STATED TASK:
Set down every entry word for word. Omit the pictures.

### DATA PROVIDED ###

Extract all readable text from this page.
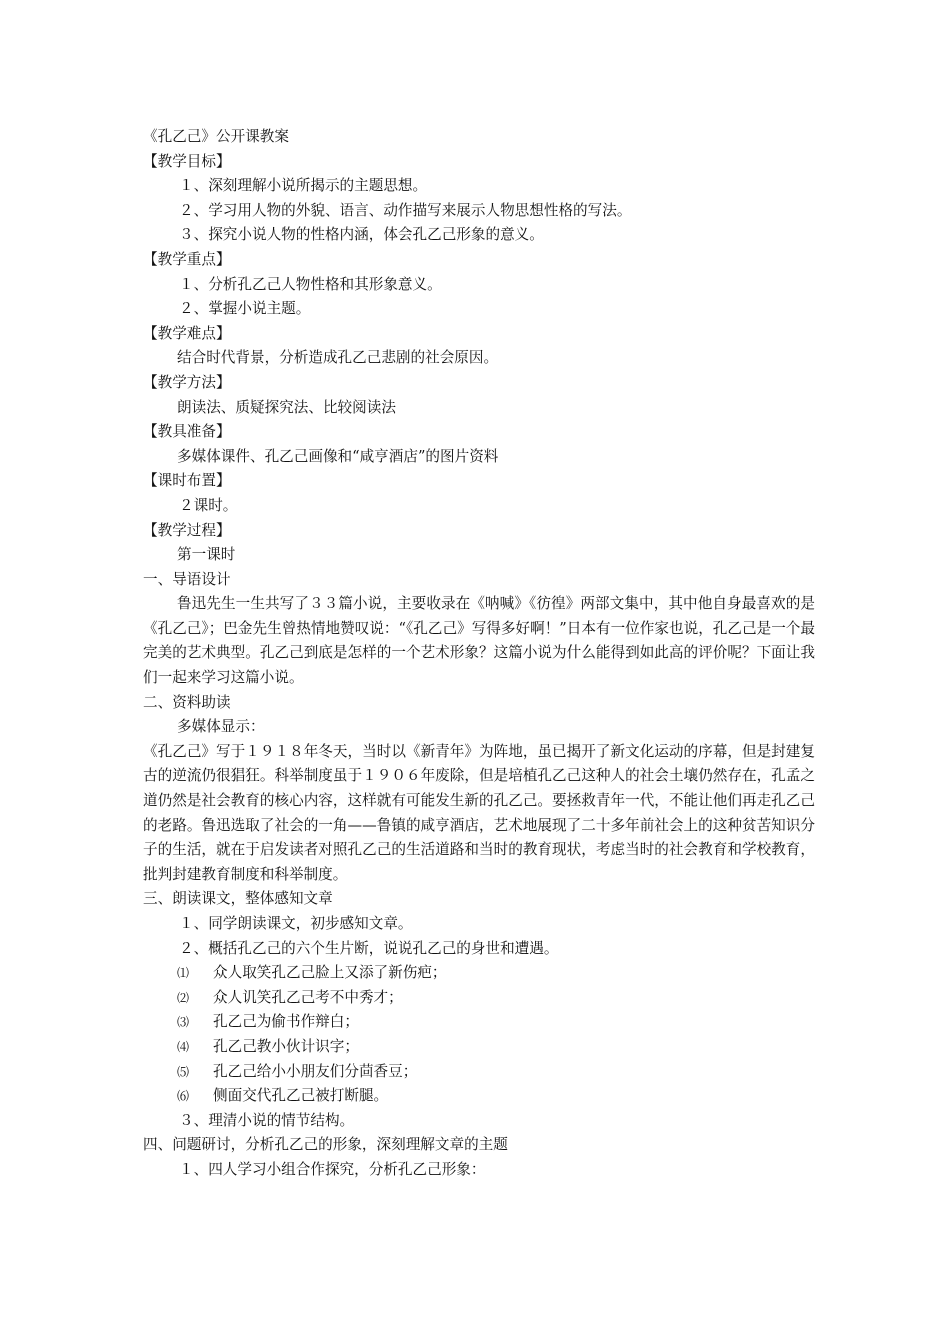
《孔乙己》公开课教案
【教学目标】
１、深刻理解小说所揭示的主题思想。
２、学习用人物的外貌、语言、动作描写来展示人物思想性格的写法。
３、探究小说人物的性格内涵，体会孔乙己形象的意义。
【教学重点】
１、分析孔乙己人物性格和其形象意义。
２、掌握小说主题。
【教学难点】
结合时代背景，分析造成孔乙己悲剧的社会原因。
【教学方法】
朗读法、质疑探究法、比较阅读法
【教具准备】
多媒体课件、孔乙己画像和“咸亨酒店”的图片资料
【课时布置】
２课时。
【教学过程】
第一课时
一、导语设计
鲁迅先生一生共写了３３篇小说，主要收录在《呐喊》《彷徨》两部文集中，其中他自身最喜欢的是《孔乙己》；巴金先生曾热情地赞叹说：“《孔乙己》写得多好啊！”日本有一位作家也说，孔乙己是一个最完美的艺术典型。孔乙己到底是怎样的一个艺术形象？这篇小说为什么能得到如此高的评价呢？下面让我们一起来学习这篇小说。
二、资料助读
多媒体显示：
《孔乙己》写于１９１８年冬天，当时以《新青年》为阵地，虽已揭开了新文化运动的序幕，但是封建复古的逆流仍很猖狂。科举制度虽于１９０６年废除，但是培植孔乙己这种人的社会土壤仍然存在，孔孟之道仍然是社会教育的核心内容，这样就有可能发生新的孔乙己。要拯救青年一代，不能让他们再走孔乙己的老路。鲁迅选取了社会的一角——鲁镇的咸亨酒店，艺术地展现了二十多年前社会上的这种贫苦知识分子的生活，就在于启发读者对照孔乙己的生活道路和当时的教育现状，考虑当时的社会教育和学校教育，批判封建教育制度和科举制度。
三、朗读课文，整体感知文章
１、同学朗读课文，初步感知文章。
２、概括孔乙己的六个生片断，说说孔乙己的身世和遭遇。
⑴ 众人取笑孔乙己脸上又添了新伤疤；
⑵ 众人讥笑孔乙己考不中秀才；
⑶ 孔乙己为偷书作辩白；
⑷ 孔乙己教小伙计识字；
⑸ 孔乙己给小小朋友们分茴香豆；
⑹ 侧面交代孔乙己被打断腿。
３、理清小说的情节结构。
四、问题研讨，分析孔乙己的形象，深刻理解文章的主题
１、四人学习小组合作探究，分析孔乙己形象：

###

ANSWER TO THIS TASK:
Extract all readable text from this page.
《孔乙己》公开课教案
【教学目标】
１、深刻理解小说所揭示的主题思想。
２、学习用人物的外貌、语言、动作描写来展示人物思想性格的写法。
３、探究小说人物的性格内涵，体会孔乙己形象的意义。
【教学重点】
１、分析孔乙己人物性格和其形象意义。
２、掌握小说主题。
【教学难点】
结合时代背景，分析造成孔乙己悲剧的社会原因。
【教学方法】
朗读法、质疑探究法、比较阅读法
【教具准备】
多媒体课件、孔乙己画像和“咸亨酒店”的图片资料
【课时布置】
２课时。
【教学过程】
第一课时
一、导语设计
鲁迅先生一生共写了３３篇小说，主要收录在《呐喊》《彷徨》两部文集中，其中他自身最喜欢的是《孔乙己》；巴金先生曾热情地赞叹说：“《孔乙己》写得多好啊！”日本有一位作家也说，孔乙己是一个最完美的艺术典型。孔乙己到底是怎样的一个艺术形象？这篇小说为什么能得到如此高的评价呢？下面让我们一起来学习这篇小说。
二、资料助读
多媒体显示：
《孔乙己》写于１９１８年冬天，当时以《新青年》为阵地，虽已揭开了新文化运动的序幕，但是封建复古的逆流仍很猖狂。科举制度虽于１９０６年废除，但是培植孔乙己这种人的社会土壤仍然存在，孔孟之道仍然是社会教育的核心内容，这样就有可能发生新的孔乙己。要拯救青年一代，不能让他们再走孔乙己的老路。鲁迅选取了社会的一角——鲁镇的咸亨酒店，艺术地展现了二十多年前社会上的这种贫苦知识分子的生活，就在于启发读者对照孔乙己的生活道路和当时的教育现状，考虑当时的社会教育和学校教育，批判封建教育制度和科举制度。
三、朗读课文，整体感知文章
１、同学朗读课文，初步感知文章。
２、概括孔乙己的六个生片断，说说孔乙己的身世和遭遇。
⑴ 众人取笑孔乙己脸上又添了新伤疤；
⑵ 众人讥笑孔乙己考不中秀才；
⑶ 孔乙己为偷书作辩白；
⑷ 孔乙己教小伙计识字；
⑸ 孔乙己给小小朋友们分茴香豆；
⑹ 侧面交代孔乙己被打断腿。
３、理清小说的情节结构。
四、问题研讨，分析孔乙己的形象，深刻理解文章的主题
１、四人学习小组合作探究，分析孔乙己形象：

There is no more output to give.